Exercise: For the listing below, give the count of lines containing the string "text" and nothing else.

Extracted data:
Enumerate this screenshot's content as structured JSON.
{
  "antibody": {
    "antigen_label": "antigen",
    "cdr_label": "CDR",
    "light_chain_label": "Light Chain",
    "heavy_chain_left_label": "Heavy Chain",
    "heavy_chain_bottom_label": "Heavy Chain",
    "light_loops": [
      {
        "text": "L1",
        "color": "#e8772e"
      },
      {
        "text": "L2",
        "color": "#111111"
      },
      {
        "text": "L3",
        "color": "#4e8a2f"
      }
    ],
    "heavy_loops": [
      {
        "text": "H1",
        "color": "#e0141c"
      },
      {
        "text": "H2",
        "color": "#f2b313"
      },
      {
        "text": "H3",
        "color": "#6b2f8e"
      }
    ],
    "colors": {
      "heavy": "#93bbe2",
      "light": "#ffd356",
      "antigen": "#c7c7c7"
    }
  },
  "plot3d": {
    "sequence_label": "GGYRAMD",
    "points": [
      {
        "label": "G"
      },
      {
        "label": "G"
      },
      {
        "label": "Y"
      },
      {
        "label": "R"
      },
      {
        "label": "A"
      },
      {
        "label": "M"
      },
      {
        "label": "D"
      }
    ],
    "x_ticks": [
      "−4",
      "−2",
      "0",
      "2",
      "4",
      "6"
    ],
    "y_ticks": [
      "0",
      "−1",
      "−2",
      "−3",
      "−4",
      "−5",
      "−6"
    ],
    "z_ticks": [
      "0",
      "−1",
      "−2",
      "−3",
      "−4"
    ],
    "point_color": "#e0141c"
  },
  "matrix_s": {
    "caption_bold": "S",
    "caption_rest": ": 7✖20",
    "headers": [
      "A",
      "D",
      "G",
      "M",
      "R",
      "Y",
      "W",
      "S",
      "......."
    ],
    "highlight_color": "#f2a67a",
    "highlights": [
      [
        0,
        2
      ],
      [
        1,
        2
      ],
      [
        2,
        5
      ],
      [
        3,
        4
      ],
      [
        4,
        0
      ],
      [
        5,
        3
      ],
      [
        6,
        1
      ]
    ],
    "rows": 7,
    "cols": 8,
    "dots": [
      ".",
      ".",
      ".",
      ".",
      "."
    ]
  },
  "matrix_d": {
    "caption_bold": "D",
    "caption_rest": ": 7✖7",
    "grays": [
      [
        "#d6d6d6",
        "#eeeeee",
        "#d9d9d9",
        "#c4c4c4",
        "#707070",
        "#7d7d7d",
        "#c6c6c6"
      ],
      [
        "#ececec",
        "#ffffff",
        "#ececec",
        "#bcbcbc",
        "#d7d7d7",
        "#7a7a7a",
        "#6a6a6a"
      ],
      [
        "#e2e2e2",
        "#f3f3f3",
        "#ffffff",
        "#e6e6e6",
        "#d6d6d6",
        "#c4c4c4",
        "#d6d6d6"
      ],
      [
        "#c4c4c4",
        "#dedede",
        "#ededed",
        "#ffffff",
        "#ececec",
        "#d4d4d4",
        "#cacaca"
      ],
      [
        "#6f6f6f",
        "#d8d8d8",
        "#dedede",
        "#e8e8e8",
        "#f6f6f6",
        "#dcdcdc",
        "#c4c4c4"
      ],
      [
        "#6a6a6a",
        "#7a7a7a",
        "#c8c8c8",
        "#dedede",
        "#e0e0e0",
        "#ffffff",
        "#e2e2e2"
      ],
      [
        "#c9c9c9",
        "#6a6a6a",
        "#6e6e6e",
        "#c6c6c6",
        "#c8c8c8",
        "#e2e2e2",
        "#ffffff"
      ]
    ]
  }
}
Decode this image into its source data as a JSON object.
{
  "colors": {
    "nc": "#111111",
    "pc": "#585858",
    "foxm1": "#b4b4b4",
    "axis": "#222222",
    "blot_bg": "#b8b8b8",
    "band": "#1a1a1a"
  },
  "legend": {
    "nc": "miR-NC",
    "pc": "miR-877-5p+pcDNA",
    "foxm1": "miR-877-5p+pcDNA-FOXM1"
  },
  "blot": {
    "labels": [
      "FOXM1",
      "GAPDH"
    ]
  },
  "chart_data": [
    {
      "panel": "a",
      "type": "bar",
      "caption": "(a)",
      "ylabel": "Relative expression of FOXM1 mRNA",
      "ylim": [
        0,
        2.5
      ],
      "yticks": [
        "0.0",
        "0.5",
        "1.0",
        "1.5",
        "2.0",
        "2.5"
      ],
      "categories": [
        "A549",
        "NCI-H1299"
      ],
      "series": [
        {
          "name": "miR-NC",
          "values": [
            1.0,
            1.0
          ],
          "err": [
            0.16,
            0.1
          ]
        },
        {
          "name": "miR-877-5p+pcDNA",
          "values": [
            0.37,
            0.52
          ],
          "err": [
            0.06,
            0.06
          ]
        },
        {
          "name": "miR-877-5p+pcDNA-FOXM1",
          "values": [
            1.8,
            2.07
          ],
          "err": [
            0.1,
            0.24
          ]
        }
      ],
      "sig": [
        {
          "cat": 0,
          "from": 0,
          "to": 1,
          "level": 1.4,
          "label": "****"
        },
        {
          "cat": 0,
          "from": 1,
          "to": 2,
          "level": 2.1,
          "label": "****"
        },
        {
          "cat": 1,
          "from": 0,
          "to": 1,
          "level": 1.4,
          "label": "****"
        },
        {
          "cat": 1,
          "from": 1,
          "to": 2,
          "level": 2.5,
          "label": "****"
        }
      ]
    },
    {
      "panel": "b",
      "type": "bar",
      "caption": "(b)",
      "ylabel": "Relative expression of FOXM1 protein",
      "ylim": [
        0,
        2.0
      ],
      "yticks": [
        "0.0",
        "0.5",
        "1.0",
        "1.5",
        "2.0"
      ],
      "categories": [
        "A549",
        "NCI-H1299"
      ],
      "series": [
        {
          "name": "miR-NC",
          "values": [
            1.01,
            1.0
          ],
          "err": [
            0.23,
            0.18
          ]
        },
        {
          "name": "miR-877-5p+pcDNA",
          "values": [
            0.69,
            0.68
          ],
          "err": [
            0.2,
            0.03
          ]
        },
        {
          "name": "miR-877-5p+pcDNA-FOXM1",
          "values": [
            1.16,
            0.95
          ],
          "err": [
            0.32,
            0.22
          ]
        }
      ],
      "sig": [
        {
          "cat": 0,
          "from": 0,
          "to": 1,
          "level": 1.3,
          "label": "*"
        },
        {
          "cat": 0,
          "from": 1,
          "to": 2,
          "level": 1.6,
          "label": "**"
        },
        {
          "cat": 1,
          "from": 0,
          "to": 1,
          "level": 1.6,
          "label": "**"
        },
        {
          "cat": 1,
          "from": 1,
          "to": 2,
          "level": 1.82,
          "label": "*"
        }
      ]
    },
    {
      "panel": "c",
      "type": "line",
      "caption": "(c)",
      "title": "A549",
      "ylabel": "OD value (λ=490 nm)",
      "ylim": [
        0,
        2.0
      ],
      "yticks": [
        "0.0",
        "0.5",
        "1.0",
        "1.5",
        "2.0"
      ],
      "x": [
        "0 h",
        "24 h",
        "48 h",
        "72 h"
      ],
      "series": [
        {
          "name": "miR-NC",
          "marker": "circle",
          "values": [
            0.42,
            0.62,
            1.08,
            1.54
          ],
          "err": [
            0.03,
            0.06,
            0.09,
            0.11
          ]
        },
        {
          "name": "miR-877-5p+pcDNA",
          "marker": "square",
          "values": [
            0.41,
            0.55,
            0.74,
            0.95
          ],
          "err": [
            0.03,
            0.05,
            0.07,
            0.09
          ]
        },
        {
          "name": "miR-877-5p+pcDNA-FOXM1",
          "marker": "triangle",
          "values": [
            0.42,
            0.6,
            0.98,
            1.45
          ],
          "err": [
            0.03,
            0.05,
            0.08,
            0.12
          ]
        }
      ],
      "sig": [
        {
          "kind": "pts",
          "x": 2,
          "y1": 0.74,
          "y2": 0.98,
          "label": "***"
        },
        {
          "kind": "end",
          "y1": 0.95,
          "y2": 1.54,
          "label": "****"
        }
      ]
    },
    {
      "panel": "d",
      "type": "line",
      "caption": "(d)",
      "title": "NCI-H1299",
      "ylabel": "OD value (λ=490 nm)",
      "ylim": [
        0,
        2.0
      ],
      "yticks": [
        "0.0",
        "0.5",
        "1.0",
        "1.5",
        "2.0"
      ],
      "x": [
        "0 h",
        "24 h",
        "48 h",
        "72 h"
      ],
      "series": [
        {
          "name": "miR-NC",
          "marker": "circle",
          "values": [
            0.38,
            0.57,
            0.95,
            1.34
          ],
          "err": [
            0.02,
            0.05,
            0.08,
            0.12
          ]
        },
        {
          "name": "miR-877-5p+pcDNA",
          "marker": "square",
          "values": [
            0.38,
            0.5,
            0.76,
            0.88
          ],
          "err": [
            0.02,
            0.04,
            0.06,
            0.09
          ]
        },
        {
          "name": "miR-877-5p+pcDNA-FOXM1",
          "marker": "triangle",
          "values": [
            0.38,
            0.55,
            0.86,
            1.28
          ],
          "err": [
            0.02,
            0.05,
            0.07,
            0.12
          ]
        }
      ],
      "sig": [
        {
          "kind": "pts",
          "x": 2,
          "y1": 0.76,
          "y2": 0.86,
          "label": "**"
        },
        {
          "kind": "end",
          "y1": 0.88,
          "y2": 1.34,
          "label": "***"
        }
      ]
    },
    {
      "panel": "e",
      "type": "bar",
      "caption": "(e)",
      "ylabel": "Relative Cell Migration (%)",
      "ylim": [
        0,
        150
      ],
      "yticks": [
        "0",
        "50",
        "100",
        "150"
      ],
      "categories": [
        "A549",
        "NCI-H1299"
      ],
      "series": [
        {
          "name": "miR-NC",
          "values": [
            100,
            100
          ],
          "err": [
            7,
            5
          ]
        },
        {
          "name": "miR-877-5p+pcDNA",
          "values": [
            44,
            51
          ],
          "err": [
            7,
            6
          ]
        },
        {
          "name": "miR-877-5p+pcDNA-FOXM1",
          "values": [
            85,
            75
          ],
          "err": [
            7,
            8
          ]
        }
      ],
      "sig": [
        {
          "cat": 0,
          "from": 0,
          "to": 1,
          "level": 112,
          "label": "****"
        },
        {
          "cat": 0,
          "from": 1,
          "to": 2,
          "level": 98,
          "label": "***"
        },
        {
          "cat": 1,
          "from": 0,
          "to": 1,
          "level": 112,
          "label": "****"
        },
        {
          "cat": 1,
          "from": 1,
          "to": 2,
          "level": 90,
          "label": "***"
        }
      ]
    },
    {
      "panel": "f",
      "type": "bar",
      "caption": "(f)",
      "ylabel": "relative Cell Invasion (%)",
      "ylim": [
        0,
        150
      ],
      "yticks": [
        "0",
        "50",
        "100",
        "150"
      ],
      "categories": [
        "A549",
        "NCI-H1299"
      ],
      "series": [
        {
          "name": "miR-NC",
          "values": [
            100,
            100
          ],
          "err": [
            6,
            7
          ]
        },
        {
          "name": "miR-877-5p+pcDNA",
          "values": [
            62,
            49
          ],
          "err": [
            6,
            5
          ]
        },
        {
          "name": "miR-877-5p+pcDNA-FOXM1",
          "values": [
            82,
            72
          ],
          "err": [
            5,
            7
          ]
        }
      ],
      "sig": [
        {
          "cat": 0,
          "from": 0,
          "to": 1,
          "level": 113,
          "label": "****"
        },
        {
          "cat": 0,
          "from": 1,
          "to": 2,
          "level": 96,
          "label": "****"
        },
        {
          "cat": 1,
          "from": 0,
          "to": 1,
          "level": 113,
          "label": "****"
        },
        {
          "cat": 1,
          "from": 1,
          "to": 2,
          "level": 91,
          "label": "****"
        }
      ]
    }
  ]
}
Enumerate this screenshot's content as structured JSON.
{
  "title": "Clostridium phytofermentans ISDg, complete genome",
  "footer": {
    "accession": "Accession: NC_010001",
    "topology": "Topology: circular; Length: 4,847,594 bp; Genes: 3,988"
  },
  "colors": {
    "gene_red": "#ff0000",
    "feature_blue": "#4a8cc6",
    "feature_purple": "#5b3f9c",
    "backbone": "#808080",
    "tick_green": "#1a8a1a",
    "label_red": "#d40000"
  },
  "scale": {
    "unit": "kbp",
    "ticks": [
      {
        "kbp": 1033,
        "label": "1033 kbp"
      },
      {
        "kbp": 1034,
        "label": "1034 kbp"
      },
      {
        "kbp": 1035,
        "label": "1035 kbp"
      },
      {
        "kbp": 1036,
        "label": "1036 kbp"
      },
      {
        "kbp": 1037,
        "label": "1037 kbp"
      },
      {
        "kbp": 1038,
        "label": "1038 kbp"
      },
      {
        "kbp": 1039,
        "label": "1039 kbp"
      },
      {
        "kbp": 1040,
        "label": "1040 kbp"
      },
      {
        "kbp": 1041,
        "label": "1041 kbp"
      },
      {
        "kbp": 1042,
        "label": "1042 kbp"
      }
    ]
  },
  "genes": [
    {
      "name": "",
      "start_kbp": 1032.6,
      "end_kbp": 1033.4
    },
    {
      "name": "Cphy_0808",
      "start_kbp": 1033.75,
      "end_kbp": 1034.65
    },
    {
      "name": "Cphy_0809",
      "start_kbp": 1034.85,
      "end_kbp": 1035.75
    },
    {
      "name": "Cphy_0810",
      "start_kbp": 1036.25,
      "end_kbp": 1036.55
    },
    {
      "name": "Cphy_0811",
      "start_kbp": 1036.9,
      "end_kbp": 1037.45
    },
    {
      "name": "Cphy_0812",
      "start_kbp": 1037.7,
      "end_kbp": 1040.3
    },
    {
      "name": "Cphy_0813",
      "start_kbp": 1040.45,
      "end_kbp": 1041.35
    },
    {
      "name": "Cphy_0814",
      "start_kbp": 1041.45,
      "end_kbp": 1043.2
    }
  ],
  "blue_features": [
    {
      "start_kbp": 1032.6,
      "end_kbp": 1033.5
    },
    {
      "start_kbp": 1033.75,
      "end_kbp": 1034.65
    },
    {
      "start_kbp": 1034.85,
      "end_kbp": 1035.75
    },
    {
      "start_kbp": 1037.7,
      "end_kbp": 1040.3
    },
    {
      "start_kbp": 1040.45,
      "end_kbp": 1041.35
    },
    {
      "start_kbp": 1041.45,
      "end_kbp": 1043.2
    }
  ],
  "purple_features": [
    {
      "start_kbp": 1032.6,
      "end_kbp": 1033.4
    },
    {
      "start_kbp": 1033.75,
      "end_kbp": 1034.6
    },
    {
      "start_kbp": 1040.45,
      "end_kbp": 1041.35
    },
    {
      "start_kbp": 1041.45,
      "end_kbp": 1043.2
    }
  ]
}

Your solution: 6